SUPPLIED DATA:
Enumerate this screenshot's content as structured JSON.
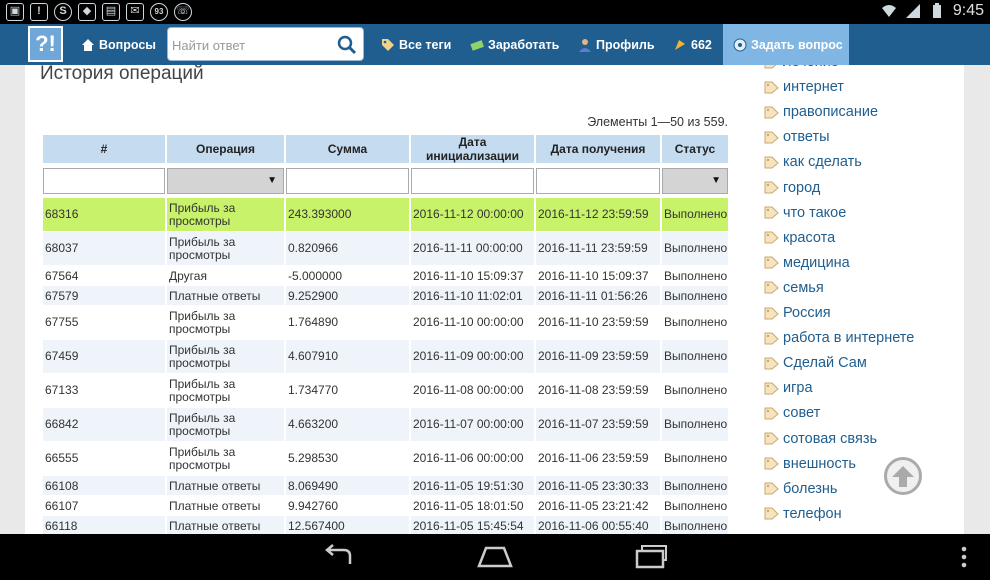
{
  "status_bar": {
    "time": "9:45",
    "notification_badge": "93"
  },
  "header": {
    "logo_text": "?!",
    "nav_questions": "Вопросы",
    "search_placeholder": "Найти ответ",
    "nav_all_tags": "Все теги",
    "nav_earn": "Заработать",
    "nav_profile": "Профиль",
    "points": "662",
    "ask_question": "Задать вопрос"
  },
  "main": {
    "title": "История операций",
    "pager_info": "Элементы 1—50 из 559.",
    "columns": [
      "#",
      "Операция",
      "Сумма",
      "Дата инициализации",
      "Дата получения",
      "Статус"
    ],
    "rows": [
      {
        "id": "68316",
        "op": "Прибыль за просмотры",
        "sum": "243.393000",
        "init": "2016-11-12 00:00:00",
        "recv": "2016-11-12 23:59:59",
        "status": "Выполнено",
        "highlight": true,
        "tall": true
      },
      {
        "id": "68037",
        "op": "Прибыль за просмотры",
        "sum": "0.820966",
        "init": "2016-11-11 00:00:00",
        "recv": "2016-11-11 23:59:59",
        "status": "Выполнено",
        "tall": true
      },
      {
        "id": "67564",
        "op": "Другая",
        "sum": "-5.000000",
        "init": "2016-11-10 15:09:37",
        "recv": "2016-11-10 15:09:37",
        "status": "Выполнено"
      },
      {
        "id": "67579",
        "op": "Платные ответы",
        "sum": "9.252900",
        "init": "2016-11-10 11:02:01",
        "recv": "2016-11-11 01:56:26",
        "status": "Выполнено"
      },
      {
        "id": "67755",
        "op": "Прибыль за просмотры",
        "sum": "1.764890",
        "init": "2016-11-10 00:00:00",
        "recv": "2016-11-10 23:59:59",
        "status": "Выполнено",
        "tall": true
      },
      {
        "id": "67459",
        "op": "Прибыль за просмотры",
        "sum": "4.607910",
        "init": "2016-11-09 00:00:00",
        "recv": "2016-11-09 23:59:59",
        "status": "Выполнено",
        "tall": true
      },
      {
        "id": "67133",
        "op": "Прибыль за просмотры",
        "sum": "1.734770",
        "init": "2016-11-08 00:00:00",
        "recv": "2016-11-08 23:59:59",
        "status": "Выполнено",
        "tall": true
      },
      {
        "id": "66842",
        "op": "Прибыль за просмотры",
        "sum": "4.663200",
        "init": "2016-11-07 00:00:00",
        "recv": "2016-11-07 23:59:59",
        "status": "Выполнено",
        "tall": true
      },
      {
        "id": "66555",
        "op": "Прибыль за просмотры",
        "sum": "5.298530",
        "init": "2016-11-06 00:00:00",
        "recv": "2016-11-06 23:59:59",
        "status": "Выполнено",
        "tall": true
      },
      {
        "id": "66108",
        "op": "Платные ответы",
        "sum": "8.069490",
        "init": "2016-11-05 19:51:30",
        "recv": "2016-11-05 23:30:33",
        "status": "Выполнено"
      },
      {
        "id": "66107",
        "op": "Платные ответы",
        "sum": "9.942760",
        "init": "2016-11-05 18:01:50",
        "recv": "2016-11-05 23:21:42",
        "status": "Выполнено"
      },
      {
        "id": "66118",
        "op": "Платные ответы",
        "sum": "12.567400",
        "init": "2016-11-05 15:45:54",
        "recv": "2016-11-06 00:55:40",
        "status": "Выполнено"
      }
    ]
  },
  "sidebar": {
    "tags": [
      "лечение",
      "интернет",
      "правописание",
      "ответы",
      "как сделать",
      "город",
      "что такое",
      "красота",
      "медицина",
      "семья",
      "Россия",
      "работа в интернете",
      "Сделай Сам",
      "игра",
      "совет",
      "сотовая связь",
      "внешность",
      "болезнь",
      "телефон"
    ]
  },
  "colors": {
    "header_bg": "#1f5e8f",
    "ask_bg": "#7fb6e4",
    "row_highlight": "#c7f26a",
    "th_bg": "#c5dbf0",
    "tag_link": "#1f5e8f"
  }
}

DIRECTION: Show every line where the string "Дата" appears.

EXPECTED ANSWER:
      "Дата инициализации",
      "Дата получения",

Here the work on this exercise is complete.